§ **Tarefas e exercícios**
(a) No tópico, enumere todas as marcas citadas na frase que começa com "Rede oculta".
(b) Transcreva o trecho do tópico que começa em "Meu problema e" e termina em "geral,enfim alguma solução?".

§ **Página**
#  > Geral >  > Análises Técnicas >  >  Modem desligando minha conexão opõe.

## lucasmatthews12

Fala rapaziada,acompanho o fórum a um tempinho mas nunca postei nada então peço perdão caso esteja no lugar errado o tópico.

Meu problema e o seguinte tenho uma airgrid m5 ligada em um Multilaser re170,coloquei pra ocultar o Ssid da rede e começou a desligar a minha rede a cada 10 min e só volta se reiniciar o router,já testei com ssid ativo e não cai,só q eu moro em uma chácara e o pessoa aqui todo quer a senha,passei pra um mais o danado saiu vendendo a senha pra geral,enfim alguma solução?

----------


## franciskv

Tenta atualizar firmware, ou compra um TP link de duas antenas

----------


## lucasmatthews12

já busquei firmwares no site do fabricante e não achei.

----------


## Nilton Nakao

Rede oculta; Edimax, TPLink, DLink, APRouter, Greatek, Krazer, Multilaser, Mikrotik( bullet) e mais outras marcas que passou para meu uso nunca funcionou que preste. Aplicativos que descobrem as redes ocultas e senhas faz perder o seu trabalho; uma das soluções é usar com DHCP desativado mas alguns modelos e marcas não ficam lá essas coisas; eu preferi usando dois roteadores, uma delas desliga o wireless e trocar os IPs é mais do que aconselhável.

Uso Multilaser somente como WLan e com DHCP desativado, e de tempos em tempos ele se reseta digamos ou o meu celular que faz isso, por que a janela de rede desaparece e volta segundos depois; quando estava com android 4.4.4 achava uma maravilha por que se ficar sem uso ele desligava o wireless do celular, economizando a bateria. O bullet também fazia isso caso não tenha nenhum cliente conectado, mas queimou com menos de dois meses de uso.

----------

§ **Entradas de elementos anotados**
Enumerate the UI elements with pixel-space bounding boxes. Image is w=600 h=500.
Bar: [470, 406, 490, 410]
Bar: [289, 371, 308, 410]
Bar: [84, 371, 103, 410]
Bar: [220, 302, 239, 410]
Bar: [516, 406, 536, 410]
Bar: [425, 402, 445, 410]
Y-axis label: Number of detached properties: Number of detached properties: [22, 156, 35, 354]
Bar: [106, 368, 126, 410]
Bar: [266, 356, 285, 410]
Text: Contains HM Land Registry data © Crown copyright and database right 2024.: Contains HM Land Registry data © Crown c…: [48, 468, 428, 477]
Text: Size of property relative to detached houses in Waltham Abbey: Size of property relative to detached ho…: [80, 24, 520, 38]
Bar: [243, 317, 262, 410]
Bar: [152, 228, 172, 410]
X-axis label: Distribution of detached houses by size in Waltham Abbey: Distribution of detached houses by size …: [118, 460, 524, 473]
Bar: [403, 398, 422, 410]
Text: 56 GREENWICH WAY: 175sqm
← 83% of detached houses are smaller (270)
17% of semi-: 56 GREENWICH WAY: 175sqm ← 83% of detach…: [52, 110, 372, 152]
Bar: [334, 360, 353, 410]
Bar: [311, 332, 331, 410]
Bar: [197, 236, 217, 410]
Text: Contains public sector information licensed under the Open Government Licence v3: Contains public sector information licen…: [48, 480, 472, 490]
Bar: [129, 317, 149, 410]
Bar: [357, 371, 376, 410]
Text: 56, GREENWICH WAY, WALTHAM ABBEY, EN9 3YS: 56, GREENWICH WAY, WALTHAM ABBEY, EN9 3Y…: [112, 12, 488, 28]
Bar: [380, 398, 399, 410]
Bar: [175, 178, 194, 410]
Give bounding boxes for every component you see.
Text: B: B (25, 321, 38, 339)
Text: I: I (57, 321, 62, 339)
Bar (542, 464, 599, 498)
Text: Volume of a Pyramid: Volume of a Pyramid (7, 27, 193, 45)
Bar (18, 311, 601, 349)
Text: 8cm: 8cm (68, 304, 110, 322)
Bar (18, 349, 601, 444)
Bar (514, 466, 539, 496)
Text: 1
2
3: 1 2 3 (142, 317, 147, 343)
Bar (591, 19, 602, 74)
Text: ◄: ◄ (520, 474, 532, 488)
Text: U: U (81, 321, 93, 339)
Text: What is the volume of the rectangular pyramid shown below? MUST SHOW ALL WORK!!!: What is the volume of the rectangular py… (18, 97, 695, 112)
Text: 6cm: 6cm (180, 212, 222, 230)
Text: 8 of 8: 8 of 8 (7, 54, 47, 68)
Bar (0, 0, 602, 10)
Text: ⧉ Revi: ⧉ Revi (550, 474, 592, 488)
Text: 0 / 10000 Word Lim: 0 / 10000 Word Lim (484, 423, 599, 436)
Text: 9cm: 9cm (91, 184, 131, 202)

§ **Lista de soluções**
(a) Edimax, TPLink, DLink, APRouter, Greatek, Krazer, Multilaser, Mikrotik

(b)
Meu problema e o seguinte tenho uma airgrid m5 ligada em um Multilaser re170,coloquei pra ocultar o Ssid da rede e começou a desligar a minha rede a cada 10 min e só volta se reiniciar o router,já testei com ssid ativo e não cai,só q eu moro em uma chácara e o pessoa aqui todo quer a senha,passei pra um mais o danado saiu vendendo a senha pra geral,enfim alguma solução?